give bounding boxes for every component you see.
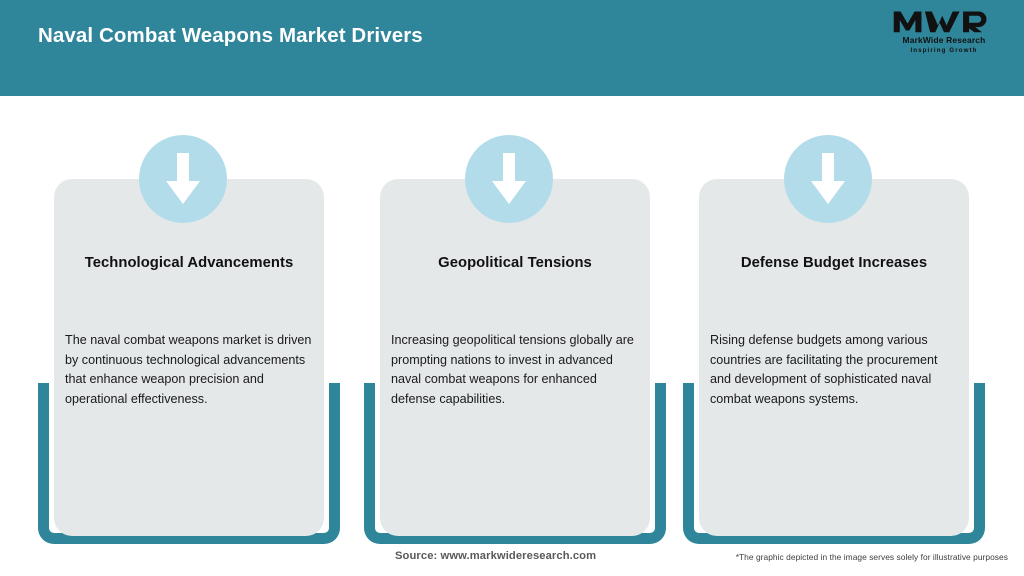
mwr-logotype-icon xyxy=(892,8,996,34)
source-label: Source: www.markwideresearch.com xyxy=(395,550,596,562)
card-title: Technological Advancements xyxy=(54,255,324,271)
card-description: Increasing geopolitical tensions globall… xyxy=(391,331,643,409)
driver-card[interactable]: Defense Budget Increases Rising defense … xyxy=(683,96,985,544)
down-arrow-glyph-icon xyxy=(809,151,847,207)
driver-card[interactable]: Technological Advancements The naval com… xyxy=(38,96,340,544)
down-arrow-icon xyxy=(139,135,227,223)
down-arrow-glyph-icon xyxy=(164,151,202,207)
logo-company-name: MarkWide Research xyxy=(882,35,1006,46)
card-description: The naval combat weapons market is drive… xyxy=(65,331,317,409)
logo-tagline: Inspiring Growth xyxy=(882,46,1006,55)
drivers-card-group: Technological Advancements The naval com… xyxy=(0,96,1024,544)
card-title: Defense Budget Increases xyxy=(699,255,969,271)
header-bar: Naval Combat Weapons Market Drivers Mark… xyxy=(0,0,1024,96)
brand-logo: MarkWide Research Inspiring Growth xyxy=(882,8,1006,64)
page-title: Naval Combat Weapons Market Drivers xyxy=(38,24,423,48)
card-description: Rising defense budgets among various cou… xyxy=(710,331,962,409)
card-panel: Technological Advancements The naval com… xyxy=(54,179,324,536)
card-panel: Defense Budget Increases Rising defense … xyxy=(699,179,969,536)
card-panel: Geopolitical Tensions Increasing geopoli… xyxy=(380,179,650,536)
card-title: Geopolitical Tensions xyxy=(380,255,650,271)
down-arrow-icon xyxy=(465,135,553,223)
footer-bar: Source: www.markwideresearch.com *The gr… xyxy=(0,544,1024,576)
down-arrow-icon xyxy=(784,135,872,223)
driver-card[interactable]: Geopolitical Tensions Increasing geopoli… xyxy=(364,96,666,544)
down-arrow-glyph-icon xyxy=(490,151,528,207)
disclaimer-label: *The graphic depicted in the image serve… xyxy=(736,552,1008,562)
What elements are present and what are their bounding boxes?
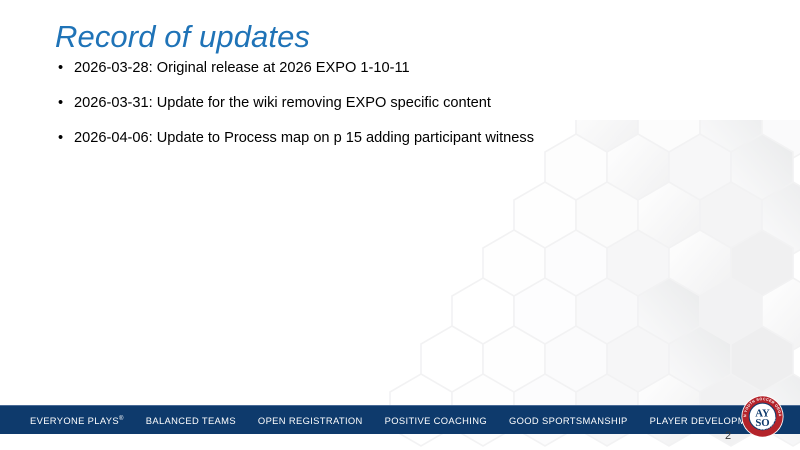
- footer-band: EVERYONE PLAYS® BALANCED TEAMS OPEN REGI…: [0, 405, 800, 434]
- logo-monogram-so: SO: [755, 417, 769, 429]
- page-title: Record of updates: [55, 19, 310, 55]
- page-number: 2: [718, 430, 738, 442]
- list-item: • 2026-04-06: Update to Process map on p…: [55, 128, 745, 148]
- slide-canvas: Record of updates • 2026-03-28: Original…: [0, 0, 800, 450]
- list-item-text: 2026-03-31: Update for the wiki removing…: [74, 95, 491, 111]
- footer-tagline-label: EVERYONE PLAYS: [30, 415, 119, 426]
- footer-tagline-positive-coaching: POSITIVE COACHING: [385, 415, 487, 426]
- registered-trademark-icon: ®: [119, 415, 124, 421]
- list-item: • 2026-03-28: Original release at 2026 E…: [55, 58, 745, 78]
- record-of-updates-list: • 2026-03-28: Original release at 2026 E…: [55, 58, 745, 163]
- bullet-icon: •: [58, 128, 63, 148]
- footer-tagline-open-registration: OPEN REGISTRATION: [258, 415, 363, 426]
- list-item-text: 2026-03-28: Original release at 2026 EXP…: [74, 60, 410, 76]
- bullet-icon: •: [58, 93, 63, 113]
- footer-tagline-everyone-plays: EVERYONE PLAYS®: [30, 415, 124, 426]
- footer-tagline-balanced-teams: BALANCED TEAMS: [146, 415, 236, 426]
- bullet-icon: •: [58, 58, 63, 78]
- ayso-logo: AMERICAN YOUTH SOCCER ORGANIZATION FOUND…: [741, 395, 784, 438]
- footer-tagline-group: EVERYONE PLAYS® BALANCED TEAMS OPEN REGI…: [30, 406, 766, 434]
- hexagon-background-pattern: [380, 120, 800, 450]
- footer-tagline-good-sportsmanship: GOOD SPORTSMANSHIP: [509, 415, 628, 426]
- list-item-text: 2026-04-06: Update to Process map on p 1…: [74, 130, 534, 146]
- list-item: • 2026-03-31: Update for the wiki removi…: [55, 93, 745, 113]
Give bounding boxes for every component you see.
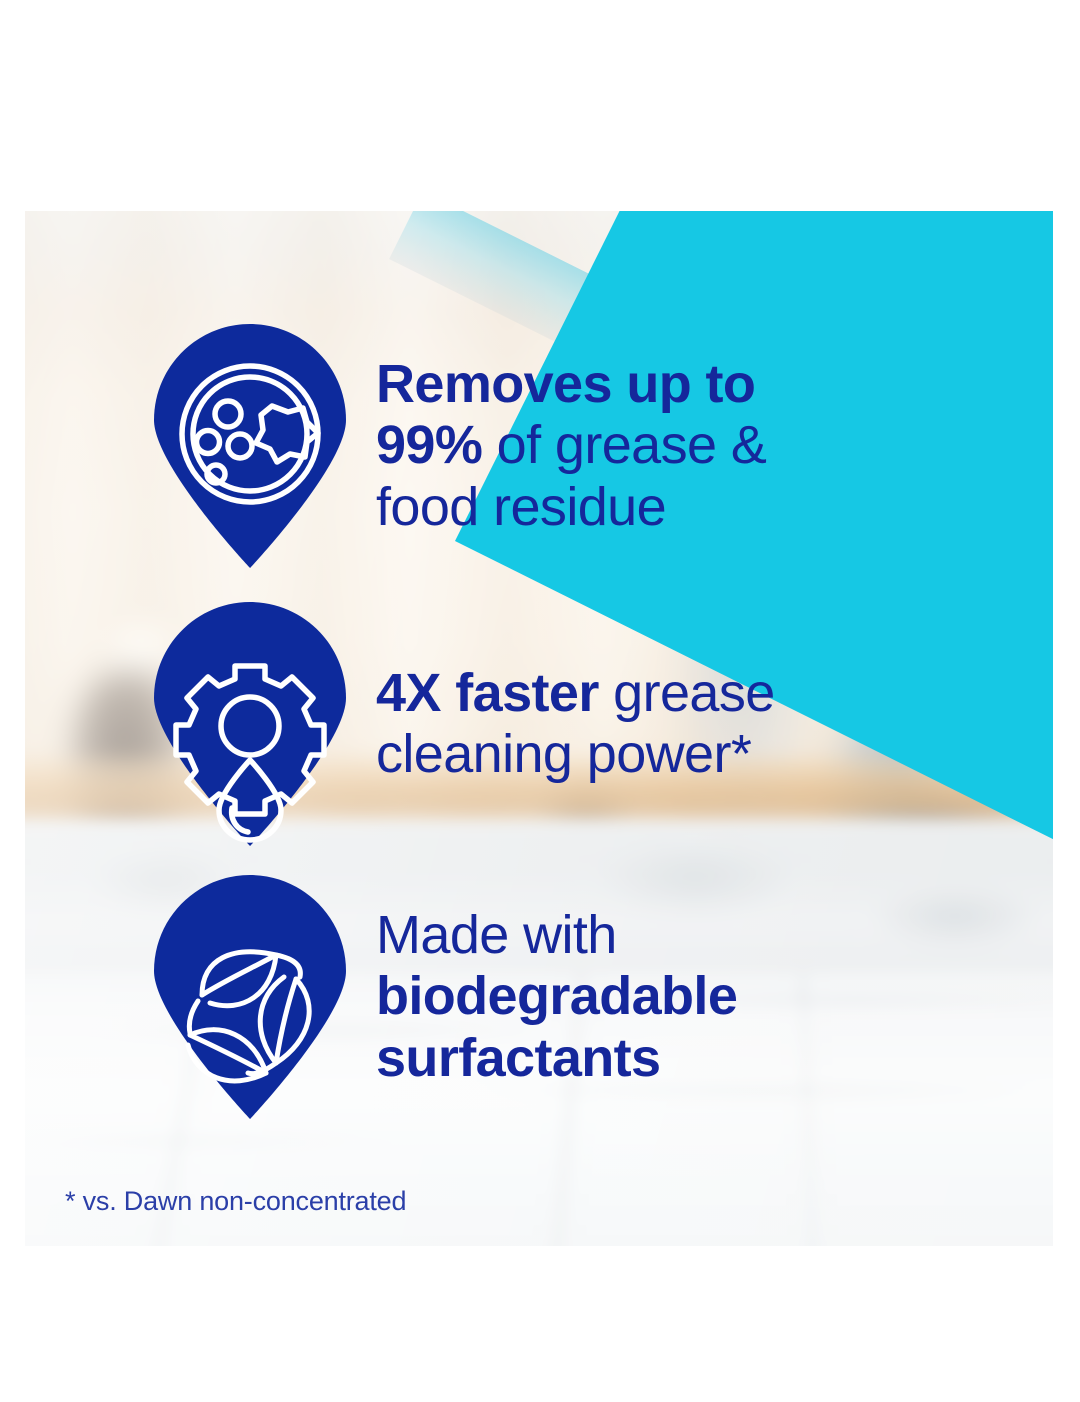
feature-segment: 99% (376, 415, 482, 475)
feature-segment: Removes up to (376, 354, 755, 414)
feature-segment: cleaning power* (376, 724, 751, 784)
plate-with-food-residue-droplet-icon (150, 322, 350, 570)
gear-with-droplet-icon (150, 600, 350, 848)
feature-text: Removes up to 99% of grease & food resid… (376, 354, 766, 537)
three-leaves-recycle-droplet-icon (150, 873, 350, 1121)
feature-text: 4X faster grease cleaning power* (376, 663, 775, 785)
feature-line: cleaning power* (376, 724, 775, 785)
feature-line: food residue (376, 477, 766, 538)
feature-row: Made with biodegradable surfactants (25, 873, 1053, 1121)
feature-segment: biodegradable (376, 966, 737, 1026)
feature-line: 99% of grease & (376, 415, 766, 476)
feature-segment: Made with (376, 905, 617, 965)
feature-line: biodegradable (376, 966, 737, 1027)
feature-text: Made with biodegradable surfactants (376, 905, 737, 1088)
product-benefits-panel: Removes up to 99% of grease & food resid… (25, 211, 1053, 1246)
feature-row: Removes up to 99% of grease & food resid… (25, 322, 1053, 570)
feature-line: 4X faster grease (376, 663, 775, 724)
feature-line: Removes up to (376, 354, 766, 415)
feature-segment: surfactants (376, 1028, 661, 1088)
feature-segment: 4X faster (376, 663, 599, 723)
feature-row: 4X faster grease cleaning power* (25, 600, 1053, 848)
image-canvas: Removes up to 99% of grease & food resid… (0, 0, 1080, 1402)
feature-segment: of grease & (482, 415, 766, 475)
feature-line: surfactants (376, 1028, 737, 1089)
feature-segment: grease (599, 663, 775, 723)
feature-list: Removes up to 99% of grease & food resid… (25, 211, 1053, 1246)
feature-line: Made with (376, 905, 737, 966)
feature-segment: food residue (376, 477, 666, 537)
footnote-disclaimer: * vs. Dawn non-concentrated (65, 1186, 406, 1217)
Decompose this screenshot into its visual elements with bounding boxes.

##############################

Please format these lines as a numbered list, leaving out blank lines and the pictures.

OUTPUT FOR THIS EXERCISE |
1. give bounding boxes for every component you see.
2. mwr-logotype-icon xyxy=(892,8,996,34)
3. source-label: Source: www.markwideresearch.com xyxy=(395,550,596,562)
4. card-title: Technological Advancements xyxy=(54,255,324,271)
5. card-description: Increasing geopolitical tensions globall… xyxy=(391,331,643,409)
6. driver-card[interactable]: Defense Budget Increases Rising defense … xyxy=(683,96,985,544)
7. down-arrow-glyph-icon xyxy=(809,151,847,207)
8. driver-card[interactable]: Technological Advancements The naval com… xyxy=(38,96,340,544)
9. down-arrow-icon xyxy=(139,135,227,223)
10. down-arrow-glyph-icon xyxy=(164,151,202,207)
11. logo-company-name: MarkWide Research xyxy=(882,35,1006,46)
12. card-description: The naval combat weapons market is drive… xyxy=(65,331,317,409)
13. logo-tagline: Inspiring Growth xyxy=(882,46,1006,55)
14. drivers-card-group: Technological Advancements The naval com… xyxy=(0,96,1024,544)
15. card-title: Defense Budget Increases xyxy=(699,255,969,271)
16. header-bar: Naval Combat Weapons Market Drivers Mark… xyxy=(0,0,1024,96)
17. brand-logo: MarkWide Research Inspiring Growth xyxy=(882,8,1006,64)
18. page-title: Naval Combat Weapons Market Drivers xyxy=(38,24,423,48)
19. card-description: Rising defense budgets among various cou… xyxy=(710,331,962,409)
20. card-panel: Technological Advancements The naval com… xyxy=(54,179,324,536)
21. card-panel: Defense Budget Increases Rising defense … xyxy=(699,179,969,536)
22. card-panel: Geopolitical Tensions Increasing geopoli… xyxy=(380,179,650,536)
23. card-title: Geopolitical Tensions xyxy=(380,255,650,271)
24. down-arrow-icon xyxy=(465,135,553,223)
25. footer-bar: Source: www.markwideresearch.com *The gr… xyxy=(0,544,1024,576)
26. down-arrow-icon xyxy=(784,135,872,223)
27. driver-card[interactable]: Geopolitical Tensions Increasing geopoli… xyxy=(364,96,666,544)
28. down-arrow-glyph-icon xyxy=(490,151,528,207)
29. disclaimer-label: *The graphic depicted in the image serve… xyxy=(736,552,1008,562)
30. What elements are present and what are their bounding boxes?
31. - footer-band: EVERYONE PLAYS® BALANCED TEAMS OPEN REGI…: [0, 405, 800, 434]
32. - logo-monogram-so: SO: [755, 417, 769, 429]
33. - page-title: Record of updates: [55, 19, 310, 55]
34. - page-number: 2: [718, 430, 738, 442]
35. - list-item: • 2026-04-06: Update to Process map on p…: [55, 128, 745, 148]
36. - slide-canvas: Record of updates • 2026-03-28: Original…: [0, 0, 800, 450]
37. - list-item-text: 2026-03-31: Update for the wiki removing…: [74, 95, 491, 111]
38. - footer-tagline-label: EVERYONE PLAYS: [30, 415, 119, 426]
39. - footer-tagline-positive-coaching: POSITIVE COACHING: [385, 415, 487, 426]
40. - registered-trademark-icon: ®: [119, 415, 124, 421]
41. - list-item: • 2026-03-28: Original release at 2026 E…: [55, 58, 745, 78]
42. - record-of-updates-list: • 2026-03-28: Original release at 2026 E…: [55, 58, 745, 163]
43. - bullet-icon: •: [58, 128, 63, 148]
44. - footer-tagline-open-registration: OPEN REGISTRATION: [258, 415, 363, 426]
45. - list-item-text: 2026-03-28: Original release at 2026 EXP…: [74, 60, 410, 76]
46. - bullet-icon: •: [58, 93, 63, 113]
47. - footer-tagline-everyone-plays: EVERYONE PLAYS®: [30, 415, 124, 426]
48. - footer-tagline-balanced-teams: BALANCED TEAMS: [146, 415, 236, 426]
49. - bullet-icon: •: [58, 58, 63, 78]
50. - ayso-logo: AMERICAN YOUTH SOCCER ORGANIZATION FOUND…: [741, 395, 784, 438]
51. - footer-tagline-group: EVERYONE PLAYS® BALANCED TEAMS OPEN REGI…: [30, 406, 766, 434]
52. - hexagon-background-pattern: [380, 120, 800, 450]
53. - footer-tagline-good-sportsmanship: GOOD SPORTSMANSHIP: [509, 415, 628, 426]
54. - list-item-text: 2026-04-06: Update to Process map on p 1…: [74, 130, 534, 146]
55. - list-item: • 2026-03-31: Update for the wiki removi…: [55, 93, 745, 113]
56. Give bounding boxes for every component you see.
57. feature-segment: 99% (376, 415, 482, 475)
58. feature-segment: Removes up to (376, 354, 755, 414)
59. feature-segment: cleaning power* (376, 724, 751, 784)
60. plate-with-food-residue-droplet-icon (150, 322, 350, 570)
61. gear-with-droplet-icon (150, 600, 350, 848)
62. feature-text: Removes up to 99% of grease & food resid… (376, 354, 766, 537)
63. three-leaves-recycle-droplet-icon (150, 873, 350, 1121)
64. feature-text: 4X faster grease cleaning power* (376, 663, 775, 785)
65. feature-line: cleaning power* (376, 724, 775, 785)
66. feature-line: food residue (376, 477, 766, 538)
67. feature-row: Made with biodegradable surfactants (25, 873, 1053, 1121)
68. feature-segment: biodegradable (376, 966, 737, 1026)
69. feature-line: 99% of grease & (376, 415, 766, 476)
70. feature-segment: Made with (376, 905, 617, 965)
71. feature-line: biodegradable (376, 966, 737, 1027)
72. feature-text: Made with biodegradable surfactants (376, 905, 737, 1088)
73. product-benefits-panel: Removes up to 99% of grease & food resid… (25, 211, 1053, 1246)
74. feature-row: Removes up to 99% of grease & food resid… (25, 322, 1053, 570)
75. feature-line: 4X faster grease (376, 663, 775, 724)
76. feature-line: Removes up to (376, 354, 766, 415)
77. feature-segment: surfactants (376, 1028, 661, 1088)
78. feature-segment: 4X faster (376, 663, 599, 723)
79. feature-row: 4X faster grease cleaning power* (25, 600, 1053, 848)
80. image-canvas: Removes up to 99% of grease & food resid… (0, 0, 1080, 1402)
81. feature-segment: of grease & (482, 415, 766, 475)
82. feature-line: surfactants (376, 1028, 737, 1089)
83. feature-segment: grease (599, 663, 775, 723)
84. feature-list: Removes up to 99% of grease & food resid… (25, 211, 1053, 1246)
85. feature-line: Made with (376, 905, 737, 966)
86. feature-segment: food residue (376, 477, 666, 537)
87. footnote-disclaimer: * vs. Dawn non-concentrated (65, 1186, 406, 1217)
88. Decompose this screenshot into its visual elements with bounding boxes.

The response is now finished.